▶ What is asked
Wherever a line in the data below holds "residents", copy that line.

(Recorded data)
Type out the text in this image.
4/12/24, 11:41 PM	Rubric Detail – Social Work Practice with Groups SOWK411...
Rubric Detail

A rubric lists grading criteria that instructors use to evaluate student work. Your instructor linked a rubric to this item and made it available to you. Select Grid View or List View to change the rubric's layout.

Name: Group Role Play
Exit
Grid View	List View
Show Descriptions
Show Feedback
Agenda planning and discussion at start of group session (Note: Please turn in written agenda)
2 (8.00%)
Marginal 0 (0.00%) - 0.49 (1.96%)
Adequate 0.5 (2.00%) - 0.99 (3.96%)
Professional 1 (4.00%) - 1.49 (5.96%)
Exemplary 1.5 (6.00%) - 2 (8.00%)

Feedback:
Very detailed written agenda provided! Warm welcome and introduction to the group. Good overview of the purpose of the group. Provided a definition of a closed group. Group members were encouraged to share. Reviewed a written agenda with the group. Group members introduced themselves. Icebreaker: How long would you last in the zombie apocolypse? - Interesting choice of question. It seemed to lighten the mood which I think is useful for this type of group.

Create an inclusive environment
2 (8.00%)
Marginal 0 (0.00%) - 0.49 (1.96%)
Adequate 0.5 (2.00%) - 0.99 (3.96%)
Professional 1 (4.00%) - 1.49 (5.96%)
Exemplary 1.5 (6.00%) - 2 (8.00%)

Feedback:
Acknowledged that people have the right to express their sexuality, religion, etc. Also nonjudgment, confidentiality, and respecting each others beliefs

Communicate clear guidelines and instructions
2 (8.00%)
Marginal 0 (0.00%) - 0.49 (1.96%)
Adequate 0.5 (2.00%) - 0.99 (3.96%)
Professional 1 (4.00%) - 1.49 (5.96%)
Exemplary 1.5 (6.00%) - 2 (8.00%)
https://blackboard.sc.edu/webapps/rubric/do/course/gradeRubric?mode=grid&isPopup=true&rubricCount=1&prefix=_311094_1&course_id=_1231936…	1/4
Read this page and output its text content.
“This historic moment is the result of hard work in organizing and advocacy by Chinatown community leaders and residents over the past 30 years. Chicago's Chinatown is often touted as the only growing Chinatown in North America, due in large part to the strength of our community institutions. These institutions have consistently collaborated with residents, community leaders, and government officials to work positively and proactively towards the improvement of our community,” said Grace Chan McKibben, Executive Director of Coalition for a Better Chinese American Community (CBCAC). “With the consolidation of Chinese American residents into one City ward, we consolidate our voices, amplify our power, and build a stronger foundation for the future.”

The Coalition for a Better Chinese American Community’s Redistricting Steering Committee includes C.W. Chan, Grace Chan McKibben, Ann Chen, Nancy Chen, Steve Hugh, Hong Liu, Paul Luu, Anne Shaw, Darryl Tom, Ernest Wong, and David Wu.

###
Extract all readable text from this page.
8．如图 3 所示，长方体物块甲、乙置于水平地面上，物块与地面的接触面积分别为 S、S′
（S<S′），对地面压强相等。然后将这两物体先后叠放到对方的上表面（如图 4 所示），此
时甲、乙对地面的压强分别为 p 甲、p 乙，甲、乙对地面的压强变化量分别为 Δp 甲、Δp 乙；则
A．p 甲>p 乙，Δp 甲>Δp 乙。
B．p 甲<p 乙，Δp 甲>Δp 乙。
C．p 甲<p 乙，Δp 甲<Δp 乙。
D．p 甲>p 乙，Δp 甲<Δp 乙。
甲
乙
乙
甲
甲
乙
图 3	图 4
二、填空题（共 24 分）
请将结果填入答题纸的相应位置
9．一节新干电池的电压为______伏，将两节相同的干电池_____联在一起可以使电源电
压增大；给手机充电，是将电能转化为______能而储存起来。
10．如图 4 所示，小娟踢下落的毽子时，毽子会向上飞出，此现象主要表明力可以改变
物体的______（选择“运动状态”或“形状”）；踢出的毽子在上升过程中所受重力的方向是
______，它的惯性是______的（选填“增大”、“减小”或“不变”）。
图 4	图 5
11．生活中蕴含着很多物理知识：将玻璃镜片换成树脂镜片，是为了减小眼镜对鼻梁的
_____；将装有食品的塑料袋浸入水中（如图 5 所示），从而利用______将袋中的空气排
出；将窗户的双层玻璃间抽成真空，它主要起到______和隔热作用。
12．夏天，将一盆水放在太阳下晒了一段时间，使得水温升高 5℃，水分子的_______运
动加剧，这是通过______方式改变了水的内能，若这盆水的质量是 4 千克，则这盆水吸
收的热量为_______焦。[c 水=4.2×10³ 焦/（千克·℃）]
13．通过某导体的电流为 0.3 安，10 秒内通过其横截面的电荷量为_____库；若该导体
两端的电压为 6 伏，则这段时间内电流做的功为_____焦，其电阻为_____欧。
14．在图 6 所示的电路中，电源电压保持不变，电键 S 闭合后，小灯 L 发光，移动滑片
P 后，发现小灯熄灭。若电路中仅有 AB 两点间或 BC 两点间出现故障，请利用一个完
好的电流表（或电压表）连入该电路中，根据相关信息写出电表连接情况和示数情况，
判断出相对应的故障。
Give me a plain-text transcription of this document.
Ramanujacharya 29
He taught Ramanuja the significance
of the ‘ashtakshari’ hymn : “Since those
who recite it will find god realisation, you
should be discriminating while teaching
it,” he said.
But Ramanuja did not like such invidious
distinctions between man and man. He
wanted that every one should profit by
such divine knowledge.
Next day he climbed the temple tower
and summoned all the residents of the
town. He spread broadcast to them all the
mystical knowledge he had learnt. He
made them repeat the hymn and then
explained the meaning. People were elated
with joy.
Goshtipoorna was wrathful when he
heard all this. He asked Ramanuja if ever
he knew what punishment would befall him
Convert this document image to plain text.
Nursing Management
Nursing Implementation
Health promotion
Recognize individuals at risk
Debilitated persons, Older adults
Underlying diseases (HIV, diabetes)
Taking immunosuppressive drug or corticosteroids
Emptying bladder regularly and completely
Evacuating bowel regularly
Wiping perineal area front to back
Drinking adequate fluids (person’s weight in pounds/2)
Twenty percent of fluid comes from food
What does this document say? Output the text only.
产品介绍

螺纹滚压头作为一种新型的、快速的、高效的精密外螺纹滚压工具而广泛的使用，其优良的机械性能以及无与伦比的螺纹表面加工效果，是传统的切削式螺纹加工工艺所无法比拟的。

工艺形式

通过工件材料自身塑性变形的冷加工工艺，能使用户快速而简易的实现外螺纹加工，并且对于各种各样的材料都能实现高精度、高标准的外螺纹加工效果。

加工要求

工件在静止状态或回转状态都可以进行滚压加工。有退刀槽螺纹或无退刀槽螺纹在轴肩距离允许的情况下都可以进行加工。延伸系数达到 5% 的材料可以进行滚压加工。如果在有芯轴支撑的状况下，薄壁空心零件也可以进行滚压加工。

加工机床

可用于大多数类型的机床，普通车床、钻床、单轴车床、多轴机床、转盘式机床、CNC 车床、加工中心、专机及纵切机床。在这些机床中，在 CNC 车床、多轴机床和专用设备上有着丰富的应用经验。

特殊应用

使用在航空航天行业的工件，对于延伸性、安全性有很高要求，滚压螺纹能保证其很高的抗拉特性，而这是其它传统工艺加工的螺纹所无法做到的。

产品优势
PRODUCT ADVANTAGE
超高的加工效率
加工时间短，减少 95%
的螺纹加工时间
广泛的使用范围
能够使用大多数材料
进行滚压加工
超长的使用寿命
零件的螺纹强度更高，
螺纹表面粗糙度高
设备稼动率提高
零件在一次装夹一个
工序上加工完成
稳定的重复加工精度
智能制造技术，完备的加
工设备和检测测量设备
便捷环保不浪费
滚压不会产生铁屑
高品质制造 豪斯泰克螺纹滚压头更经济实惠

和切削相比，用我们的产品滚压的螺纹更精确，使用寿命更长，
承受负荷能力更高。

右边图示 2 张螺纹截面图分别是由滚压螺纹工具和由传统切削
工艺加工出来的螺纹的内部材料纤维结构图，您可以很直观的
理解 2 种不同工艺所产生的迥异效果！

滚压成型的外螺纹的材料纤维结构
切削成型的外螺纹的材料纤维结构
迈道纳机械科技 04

▶ Exercise result
“This historic moment is the result of hard work in organizing and advocacy by Chinatown community leaders and residents over the past 30 years. Chicago's Chinatown is often touted as the only growing Chinatown in North America, due in large part to the strength of our community institutions. These institutions have consistently collaborated with residents, community leaders, and government officials to work positively and proactively towards the improvement of our community,” said Grace Chan McKibben, Executive Director of Coalition for a Better Chinese American Community (CBCAC). “With the consolidation of Chinese American residents into one City ward, we consolidate our voices, amplify our power, and build a stronger foundation for the future.”
and summoned all the residents of the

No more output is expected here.